● **Provided data**:
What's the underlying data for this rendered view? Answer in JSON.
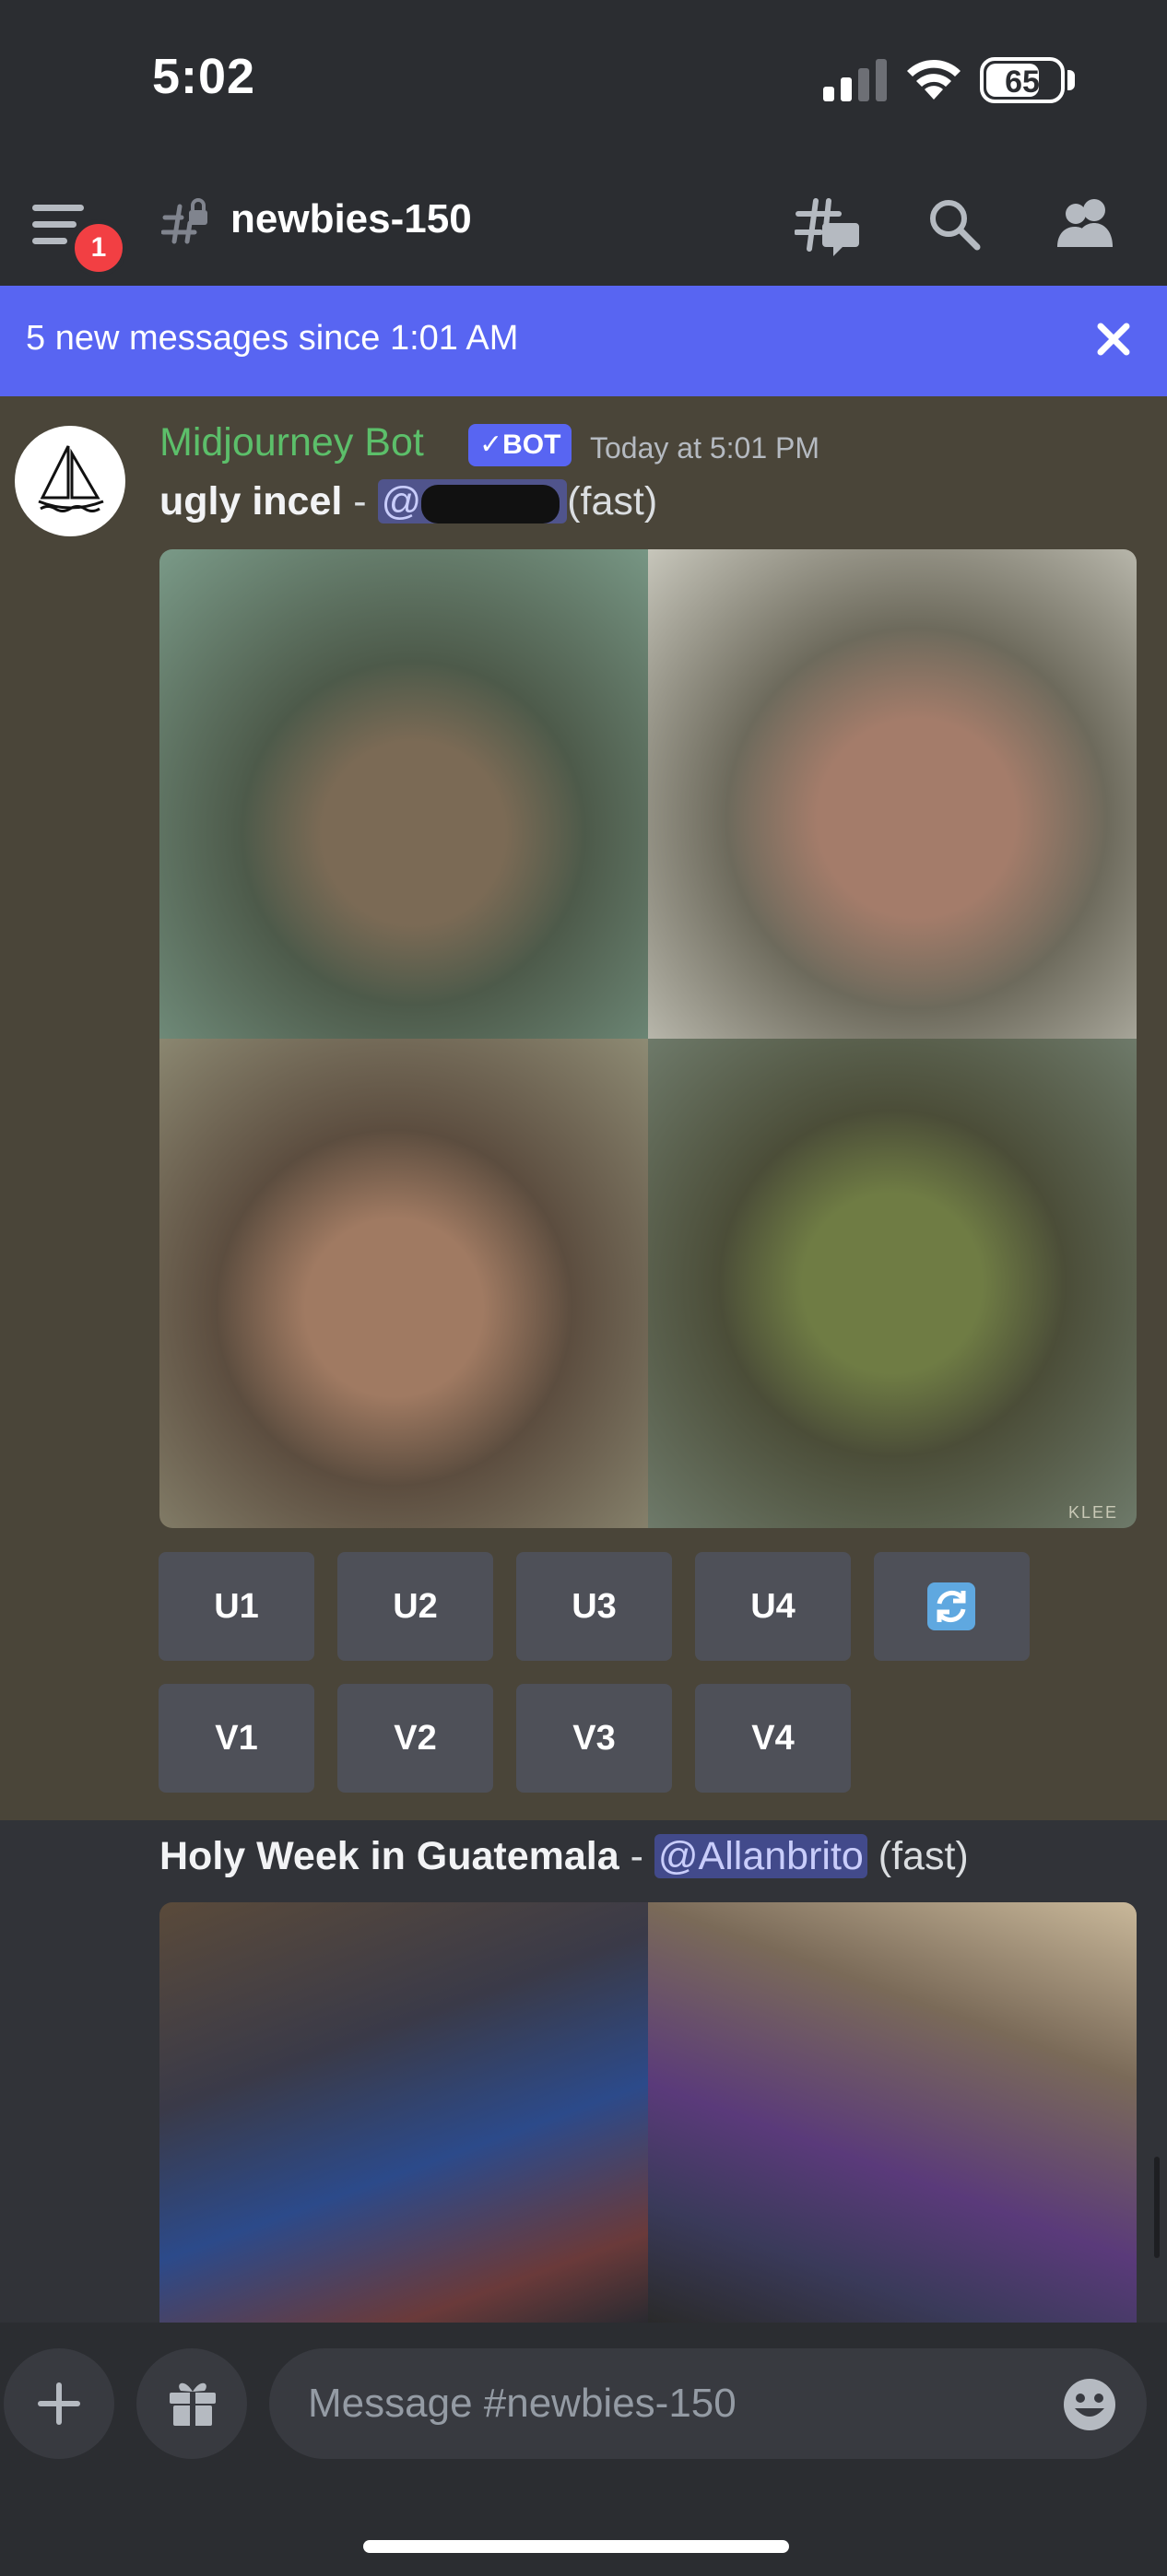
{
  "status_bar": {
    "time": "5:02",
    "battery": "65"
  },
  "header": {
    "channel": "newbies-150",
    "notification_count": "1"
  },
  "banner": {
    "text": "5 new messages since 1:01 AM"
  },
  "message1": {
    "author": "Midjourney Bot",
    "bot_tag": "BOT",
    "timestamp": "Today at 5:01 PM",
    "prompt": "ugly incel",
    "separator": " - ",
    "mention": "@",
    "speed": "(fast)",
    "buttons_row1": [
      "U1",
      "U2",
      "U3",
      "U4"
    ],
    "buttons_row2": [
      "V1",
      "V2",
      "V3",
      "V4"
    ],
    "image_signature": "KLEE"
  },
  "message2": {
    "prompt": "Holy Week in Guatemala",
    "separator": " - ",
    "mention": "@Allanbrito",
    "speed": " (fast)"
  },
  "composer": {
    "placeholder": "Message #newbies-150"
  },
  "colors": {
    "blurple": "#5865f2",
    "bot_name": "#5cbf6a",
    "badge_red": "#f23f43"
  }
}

● **Problem to work on**:
Copy the listing over exactly, skipping the pictures it holds.

● **Written solution**:
What's the underlying data for this rendered view? Answer in JSON.
{
  "status_bar": {
    "time": "5:02",
    "battery": "65"
  },
  "header": {
    "channel": "newbies-150",
    "notification_count": "1"
  },
  "banner": {
    "text": "5 new messages since 1:01 AM"
  },
  "message1": {
    "author": "Midjourney Bot",
    "bot_tag": "BOT",
    "timestamp": "Today at 5:01 PM",
    "prompt": "ugly incel",
    "separator": " - ",
    "mention": "@",
    "speed": "(fast)",
    "buttons_row1": [
      "U1",
      "U2",
      "U3",
      "U4"
    ],
    "buttons_row2": [
      "V1",
      "V2",
      "V3",
      "V4"
    ],
    "image_signature": "KLEE"
  },
  "message2": {
    "prompt": "Holy Week in Guatemala",
    "separator": " - ",
    "mention": "@Allanbrito",
    "speed": " (fast)"
  },
  "composer": {
    "placeholder": "Message #newbies-150"
  },
  "colors": {
    "blurple": "#5865f2",
    "bot_name": "#5cbf6a",
    "badge_red": "#f23f43"
  }
}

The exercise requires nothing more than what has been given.